GOAL —
Find each line with the string "picc" and copy it.

DATA RECORDS —
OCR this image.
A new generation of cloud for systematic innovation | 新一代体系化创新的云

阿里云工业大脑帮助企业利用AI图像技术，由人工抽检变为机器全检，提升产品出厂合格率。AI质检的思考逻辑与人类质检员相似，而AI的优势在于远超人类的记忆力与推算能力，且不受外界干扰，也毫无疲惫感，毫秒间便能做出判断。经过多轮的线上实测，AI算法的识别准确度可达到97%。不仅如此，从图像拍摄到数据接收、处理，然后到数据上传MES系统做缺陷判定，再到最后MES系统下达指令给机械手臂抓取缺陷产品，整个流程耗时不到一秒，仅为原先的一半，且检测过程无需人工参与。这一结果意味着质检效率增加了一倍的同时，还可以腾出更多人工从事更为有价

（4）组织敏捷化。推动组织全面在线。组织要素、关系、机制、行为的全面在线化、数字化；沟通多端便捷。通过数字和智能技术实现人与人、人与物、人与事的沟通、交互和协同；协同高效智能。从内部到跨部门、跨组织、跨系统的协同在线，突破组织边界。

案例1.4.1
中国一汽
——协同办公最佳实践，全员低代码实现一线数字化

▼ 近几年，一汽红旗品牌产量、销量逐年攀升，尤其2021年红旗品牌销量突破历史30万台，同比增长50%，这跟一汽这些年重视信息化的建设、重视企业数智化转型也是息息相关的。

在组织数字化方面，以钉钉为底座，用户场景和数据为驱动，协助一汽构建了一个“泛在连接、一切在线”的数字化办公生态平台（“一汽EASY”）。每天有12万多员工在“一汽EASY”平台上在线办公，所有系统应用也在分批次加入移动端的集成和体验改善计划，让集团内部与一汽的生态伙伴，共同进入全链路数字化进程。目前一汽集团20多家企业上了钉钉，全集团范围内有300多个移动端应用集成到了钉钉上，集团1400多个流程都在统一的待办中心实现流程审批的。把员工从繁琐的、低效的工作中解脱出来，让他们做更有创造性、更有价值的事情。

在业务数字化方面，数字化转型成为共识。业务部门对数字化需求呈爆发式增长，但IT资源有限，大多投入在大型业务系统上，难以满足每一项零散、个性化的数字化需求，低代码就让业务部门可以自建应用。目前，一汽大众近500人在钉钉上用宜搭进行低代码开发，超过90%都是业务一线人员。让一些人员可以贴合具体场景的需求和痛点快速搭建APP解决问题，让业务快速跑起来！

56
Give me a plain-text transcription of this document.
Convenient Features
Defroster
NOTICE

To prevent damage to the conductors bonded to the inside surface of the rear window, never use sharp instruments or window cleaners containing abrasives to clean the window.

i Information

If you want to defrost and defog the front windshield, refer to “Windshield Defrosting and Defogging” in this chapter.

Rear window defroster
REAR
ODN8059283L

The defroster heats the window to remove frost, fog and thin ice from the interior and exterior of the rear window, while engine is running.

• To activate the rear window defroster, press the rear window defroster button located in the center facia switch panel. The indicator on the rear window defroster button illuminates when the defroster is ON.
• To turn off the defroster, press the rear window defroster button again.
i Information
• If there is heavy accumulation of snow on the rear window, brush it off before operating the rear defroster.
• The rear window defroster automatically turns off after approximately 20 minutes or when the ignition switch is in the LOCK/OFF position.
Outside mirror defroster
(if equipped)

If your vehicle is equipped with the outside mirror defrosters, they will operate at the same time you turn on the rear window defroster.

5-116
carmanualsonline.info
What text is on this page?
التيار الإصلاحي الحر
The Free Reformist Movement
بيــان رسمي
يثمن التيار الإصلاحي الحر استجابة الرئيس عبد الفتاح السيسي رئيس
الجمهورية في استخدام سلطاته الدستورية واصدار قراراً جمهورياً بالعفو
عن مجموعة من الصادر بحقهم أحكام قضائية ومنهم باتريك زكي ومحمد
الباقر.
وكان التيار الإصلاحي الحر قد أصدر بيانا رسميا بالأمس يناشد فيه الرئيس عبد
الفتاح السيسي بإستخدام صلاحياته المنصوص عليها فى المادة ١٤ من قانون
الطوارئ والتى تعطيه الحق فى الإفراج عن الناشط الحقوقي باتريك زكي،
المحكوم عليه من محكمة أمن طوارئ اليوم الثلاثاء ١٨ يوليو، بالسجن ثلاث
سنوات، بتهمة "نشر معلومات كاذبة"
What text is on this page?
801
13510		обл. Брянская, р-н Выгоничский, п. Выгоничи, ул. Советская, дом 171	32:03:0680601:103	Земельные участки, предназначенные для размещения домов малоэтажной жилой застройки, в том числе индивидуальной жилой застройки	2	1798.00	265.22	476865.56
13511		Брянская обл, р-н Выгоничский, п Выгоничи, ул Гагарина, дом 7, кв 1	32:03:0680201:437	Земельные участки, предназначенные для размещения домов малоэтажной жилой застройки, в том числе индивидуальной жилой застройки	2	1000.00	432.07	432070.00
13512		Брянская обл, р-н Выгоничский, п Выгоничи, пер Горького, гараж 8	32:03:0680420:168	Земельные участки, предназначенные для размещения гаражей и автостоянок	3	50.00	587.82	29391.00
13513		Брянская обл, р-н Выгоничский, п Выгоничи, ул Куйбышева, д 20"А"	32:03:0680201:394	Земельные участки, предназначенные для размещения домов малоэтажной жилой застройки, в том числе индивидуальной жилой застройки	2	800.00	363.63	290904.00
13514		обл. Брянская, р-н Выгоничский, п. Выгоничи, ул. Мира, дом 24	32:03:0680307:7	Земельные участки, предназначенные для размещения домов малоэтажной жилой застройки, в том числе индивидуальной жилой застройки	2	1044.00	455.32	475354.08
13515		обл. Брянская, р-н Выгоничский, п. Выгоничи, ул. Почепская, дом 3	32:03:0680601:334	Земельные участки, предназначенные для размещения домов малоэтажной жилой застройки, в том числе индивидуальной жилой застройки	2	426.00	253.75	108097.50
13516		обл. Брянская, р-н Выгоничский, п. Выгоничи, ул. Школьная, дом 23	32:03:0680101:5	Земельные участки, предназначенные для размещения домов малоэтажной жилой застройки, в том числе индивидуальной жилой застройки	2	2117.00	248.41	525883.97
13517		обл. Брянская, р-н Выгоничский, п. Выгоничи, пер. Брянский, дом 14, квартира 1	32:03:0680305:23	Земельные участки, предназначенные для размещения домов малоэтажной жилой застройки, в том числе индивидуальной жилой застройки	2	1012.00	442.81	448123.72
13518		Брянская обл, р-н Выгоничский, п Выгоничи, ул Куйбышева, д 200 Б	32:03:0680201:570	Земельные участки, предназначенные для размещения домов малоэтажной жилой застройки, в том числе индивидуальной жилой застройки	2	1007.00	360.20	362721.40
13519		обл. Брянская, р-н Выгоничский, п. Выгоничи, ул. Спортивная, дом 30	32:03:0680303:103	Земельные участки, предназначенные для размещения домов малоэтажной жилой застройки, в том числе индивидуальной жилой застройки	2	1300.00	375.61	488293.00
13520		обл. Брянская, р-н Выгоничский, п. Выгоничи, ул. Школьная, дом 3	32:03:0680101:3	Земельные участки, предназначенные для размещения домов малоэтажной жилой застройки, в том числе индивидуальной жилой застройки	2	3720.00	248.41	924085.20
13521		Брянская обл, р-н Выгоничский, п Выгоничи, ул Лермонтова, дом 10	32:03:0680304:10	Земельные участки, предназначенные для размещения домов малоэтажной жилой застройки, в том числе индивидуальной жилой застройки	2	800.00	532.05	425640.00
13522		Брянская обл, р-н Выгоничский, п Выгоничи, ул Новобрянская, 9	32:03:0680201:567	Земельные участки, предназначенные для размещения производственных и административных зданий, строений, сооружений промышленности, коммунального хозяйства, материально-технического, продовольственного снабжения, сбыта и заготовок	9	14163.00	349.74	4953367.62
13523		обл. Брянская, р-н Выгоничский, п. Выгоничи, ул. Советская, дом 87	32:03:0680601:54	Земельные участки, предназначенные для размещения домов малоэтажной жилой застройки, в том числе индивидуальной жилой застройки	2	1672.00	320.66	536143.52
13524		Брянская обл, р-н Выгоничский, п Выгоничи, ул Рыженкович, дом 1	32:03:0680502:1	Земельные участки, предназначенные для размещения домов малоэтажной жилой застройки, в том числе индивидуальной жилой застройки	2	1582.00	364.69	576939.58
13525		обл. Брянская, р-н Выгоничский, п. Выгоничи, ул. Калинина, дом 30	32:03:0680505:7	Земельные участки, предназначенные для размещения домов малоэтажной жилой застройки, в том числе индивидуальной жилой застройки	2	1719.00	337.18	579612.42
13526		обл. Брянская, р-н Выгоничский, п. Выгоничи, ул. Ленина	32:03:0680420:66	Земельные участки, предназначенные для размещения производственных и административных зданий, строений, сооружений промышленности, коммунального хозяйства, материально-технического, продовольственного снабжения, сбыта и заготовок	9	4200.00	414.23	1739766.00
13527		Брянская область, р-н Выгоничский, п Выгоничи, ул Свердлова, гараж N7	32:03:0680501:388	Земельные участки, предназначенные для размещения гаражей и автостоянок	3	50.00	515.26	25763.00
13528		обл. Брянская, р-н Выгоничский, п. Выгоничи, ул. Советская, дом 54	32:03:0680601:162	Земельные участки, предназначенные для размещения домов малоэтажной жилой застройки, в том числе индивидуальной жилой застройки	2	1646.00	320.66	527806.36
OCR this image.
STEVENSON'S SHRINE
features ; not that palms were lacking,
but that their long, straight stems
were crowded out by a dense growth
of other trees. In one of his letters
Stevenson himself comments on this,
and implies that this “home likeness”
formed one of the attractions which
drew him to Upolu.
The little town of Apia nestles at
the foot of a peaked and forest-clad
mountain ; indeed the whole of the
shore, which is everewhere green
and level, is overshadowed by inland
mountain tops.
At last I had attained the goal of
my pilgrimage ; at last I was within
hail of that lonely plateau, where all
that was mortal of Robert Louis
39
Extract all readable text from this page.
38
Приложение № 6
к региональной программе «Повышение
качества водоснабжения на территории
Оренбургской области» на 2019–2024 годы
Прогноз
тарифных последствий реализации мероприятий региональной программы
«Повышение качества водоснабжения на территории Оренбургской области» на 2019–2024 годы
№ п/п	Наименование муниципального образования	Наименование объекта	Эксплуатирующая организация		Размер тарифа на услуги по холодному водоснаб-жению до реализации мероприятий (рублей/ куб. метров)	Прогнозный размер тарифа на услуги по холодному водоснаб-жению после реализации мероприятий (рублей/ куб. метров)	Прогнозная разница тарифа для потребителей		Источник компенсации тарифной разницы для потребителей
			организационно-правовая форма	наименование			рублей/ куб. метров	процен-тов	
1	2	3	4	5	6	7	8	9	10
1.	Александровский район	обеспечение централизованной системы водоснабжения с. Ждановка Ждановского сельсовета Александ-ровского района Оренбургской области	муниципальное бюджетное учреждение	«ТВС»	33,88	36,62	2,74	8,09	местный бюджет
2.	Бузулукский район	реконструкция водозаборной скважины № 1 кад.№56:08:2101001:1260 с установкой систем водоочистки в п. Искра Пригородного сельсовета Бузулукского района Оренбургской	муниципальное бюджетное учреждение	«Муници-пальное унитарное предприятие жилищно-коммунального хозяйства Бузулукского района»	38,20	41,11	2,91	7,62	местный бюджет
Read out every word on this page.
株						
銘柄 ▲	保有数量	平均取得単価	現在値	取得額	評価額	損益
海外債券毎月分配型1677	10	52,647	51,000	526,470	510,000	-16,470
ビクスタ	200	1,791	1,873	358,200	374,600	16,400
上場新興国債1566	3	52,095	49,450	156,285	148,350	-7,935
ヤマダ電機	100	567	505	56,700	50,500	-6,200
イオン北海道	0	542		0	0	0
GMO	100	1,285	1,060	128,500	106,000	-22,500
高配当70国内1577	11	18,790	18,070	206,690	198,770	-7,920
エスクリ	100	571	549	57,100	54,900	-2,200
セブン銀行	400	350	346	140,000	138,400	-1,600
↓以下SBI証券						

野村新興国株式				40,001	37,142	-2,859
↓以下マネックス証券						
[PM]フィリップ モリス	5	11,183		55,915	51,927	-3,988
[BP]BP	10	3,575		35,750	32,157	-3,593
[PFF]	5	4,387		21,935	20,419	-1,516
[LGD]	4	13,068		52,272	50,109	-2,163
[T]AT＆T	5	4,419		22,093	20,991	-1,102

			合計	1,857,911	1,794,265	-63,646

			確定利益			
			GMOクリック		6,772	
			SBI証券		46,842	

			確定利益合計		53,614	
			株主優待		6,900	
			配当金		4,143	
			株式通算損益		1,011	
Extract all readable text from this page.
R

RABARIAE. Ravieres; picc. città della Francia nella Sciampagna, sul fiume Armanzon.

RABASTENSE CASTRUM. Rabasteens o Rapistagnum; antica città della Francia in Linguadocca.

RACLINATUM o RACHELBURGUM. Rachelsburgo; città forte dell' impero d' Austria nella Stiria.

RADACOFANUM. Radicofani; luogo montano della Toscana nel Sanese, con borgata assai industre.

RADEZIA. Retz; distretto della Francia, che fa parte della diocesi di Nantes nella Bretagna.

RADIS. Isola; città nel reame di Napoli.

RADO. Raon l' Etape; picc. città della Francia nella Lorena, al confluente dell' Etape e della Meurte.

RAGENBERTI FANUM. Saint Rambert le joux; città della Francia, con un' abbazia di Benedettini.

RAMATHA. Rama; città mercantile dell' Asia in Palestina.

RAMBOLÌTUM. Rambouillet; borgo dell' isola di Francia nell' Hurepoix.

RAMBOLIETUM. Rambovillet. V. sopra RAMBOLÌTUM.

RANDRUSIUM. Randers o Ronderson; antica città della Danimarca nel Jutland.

ANSWER BELOW —
RABARIAE. Ravieres; picc. città della Francia nella Sciampagna, sul fiume Armanzon.
RADO. Raon l' Etape; picc. città della Francia nella Lorena, al confluente dell' Etape e della Meurte.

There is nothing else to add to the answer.